[Items from a data source]:
*-*-*

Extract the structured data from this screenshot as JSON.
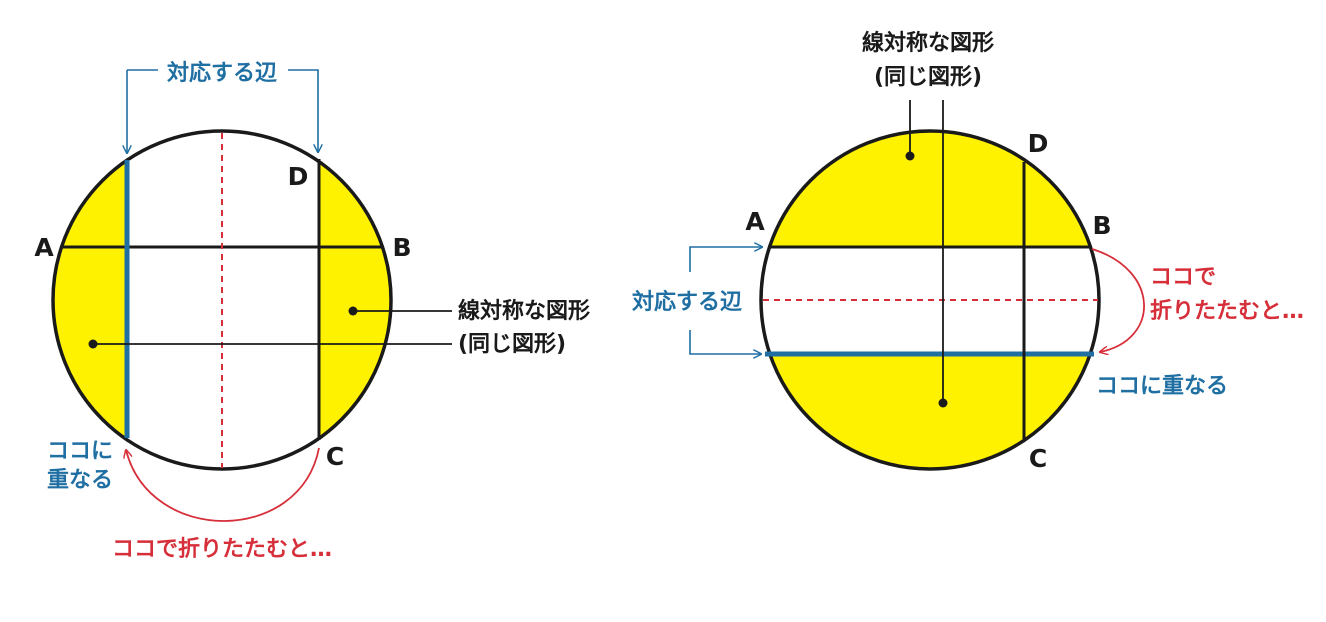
{
  "colors": {
    "yellow": "#fff200",
    "blue": "#1f6fa3",
    "red": "#d62f3a",
    "black": "#1a1a1a"
  },
  "left": {
    "point_a": "A",
    "point_b": "B",
    "point_c": "C",
    "point_d": "D",
    "corresponding_sides": "対応する辺",
    "symmetric_shape": "線対称な図形",
    "same_shape": "(同じ図形)",
    "overlap_line1": "ココに",
    "overlap_line2": "重なる",
    "fold_text": "ココで折りたたむと…"
  },
  "right": {
    "point_a": "A",
    "point_b": "B",
    "point_c": "C",
    "point_d": "D",
    "symmetric_shape": "線対称な図形",
    "same_shape": "(同じ図形)",
    "corresponding_sides": "対応する辺",
    "fold_line1": "ココで",
    "fold_line2": "折りたたむと…",
    "overlap": "ココに重なる"
  }
}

*-*-*

Repeat the listing in full and exactly. Do not include any images.

Extract the structured data from this screenshot as JSON.
{
  "colors": {
    "yellow": "#fff200",
    "blue": "#1f6fa3",
    "red": "#d62f3a",
    "black": "#1a1a1a"
  },
  "left": {
    "point_a": "A",
    "point_b": "B",
    "point_c": "C",
    "point_d": "D",
    "corresponding_sides": "対応する辺",
    "symmetric_shape": "線対称な図形",
    "same_shape": "(同じ図形)",
    "overlap_line1": "ココに",
    "overlap_line2": "重なる",
    "fold_text": "ココで折りたたむと…"
  },
  "right": {
    "point_a": "A",
    "point_b": "B",
    "point_c": "C",
    "point_d": "D",
    "symmetric_shape": "線対称な図形",
    "same_shape": "(同じ図形)",
    "corresponding_sides": "対応する辺",
    "fold_line1": "ココで",
    "fold_line2": "折りたたむと…",
    "overlap": "ココに重なる"
  }
}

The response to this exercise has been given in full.